▸ **GIVEN PROBLEM**: Transcribe the records below exactly.

╭─ ENTRIES

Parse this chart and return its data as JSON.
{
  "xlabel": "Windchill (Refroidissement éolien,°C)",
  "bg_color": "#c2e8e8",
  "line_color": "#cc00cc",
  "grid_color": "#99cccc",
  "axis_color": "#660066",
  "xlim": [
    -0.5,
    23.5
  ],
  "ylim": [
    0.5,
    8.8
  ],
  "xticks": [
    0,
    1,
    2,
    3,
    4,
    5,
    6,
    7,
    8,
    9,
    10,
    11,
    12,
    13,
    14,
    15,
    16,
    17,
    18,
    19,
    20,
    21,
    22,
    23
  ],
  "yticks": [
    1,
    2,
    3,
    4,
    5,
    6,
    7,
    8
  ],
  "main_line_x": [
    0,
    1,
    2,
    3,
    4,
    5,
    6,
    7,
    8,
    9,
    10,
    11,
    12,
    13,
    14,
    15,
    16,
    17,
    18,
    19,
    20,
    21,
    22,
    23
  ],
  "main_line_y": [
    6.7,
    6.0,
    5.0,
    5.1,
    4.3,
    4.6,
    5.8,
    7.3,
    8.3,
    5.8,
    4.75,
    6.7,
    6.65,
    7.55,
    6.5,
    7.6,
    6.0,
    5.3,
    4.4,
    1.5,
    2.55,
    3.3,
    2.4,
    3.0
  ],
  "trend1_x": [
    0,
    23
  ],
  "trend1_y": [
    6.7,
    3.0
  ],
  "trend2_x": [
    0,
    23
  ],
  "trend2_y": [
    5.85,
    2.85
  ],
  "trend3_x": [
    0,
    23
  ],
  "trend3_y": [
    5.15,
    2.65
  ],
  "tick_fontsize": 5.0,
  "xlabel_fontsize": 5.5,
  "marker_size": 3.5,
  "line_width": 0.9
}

╰─

▸ **FINAL RESULT**:
Parse this chart and return its data as JSON.
{
  "xlabel": "Windchill (Refroidissement éolien,°C)",
  "bg_color": "#c2e8e8",
  "line_color": "#cc00cc",
  "grid_color": "#99cccc",
  "axis_color": "#660066",
  "xlim": [
    -0.5,
    23.5
  ],
  "ylim": [
    0.5,
    8.8
  ],
  "xticks": [
    0,
    1,
    2,
    3,
    4,
    5,
    6,
    7,
    8,
    9,
    10,
    11,
    12,
    13,
    14,
    15,
    16,
    17,
    18,
    19,
    20,
    21,
    22,
    23
  ],
  "yticks": [
    1,
    2,
    3,
    4,
    5,
    6,
    7,
    8
  ],
  "main_line_x": [
    0,
    1,
    2,
    3,
    4,
    5,
    6,
    7,
    8,
    9,
    10,
    11,
    12,
    13,
    14,
    15,
    16,
    17,
    18,
    19,
    20,
    21,
    22,
    23
  ],
  "main_line_y": [
    6.7,
    6.0,
    5.0,
    5.1,
    4.3,
    4.6,
    5.8,
    7.3,
    8.3,
    5.8,
    4.75,
    6.7,
    6.65,
    7.55,
    6.5,
    7.6,
    6.0,
    5.3,
    4.4,
    1.5,
    2.55,
    3.3,
    2.4,
    3.0
  ],
  "trend1_x": [
    0,
    23
  ],
  "trend1_y": [
    6.7,
    3.0
  ],
  "trend2_x": [
    0,
    23
  ],
  "trend2_y": [
    5.85,
    2.85
  ],
  "trend3_x": [
    0,
    23
  ],
  "trend3_y": [
    5.15,
    2.65
  ],
  "tick_fontsize": 5.0,
  "xlabel_fontsize": 5.5,
  "marker_size": 3.5,
  "line_width": 0.9
}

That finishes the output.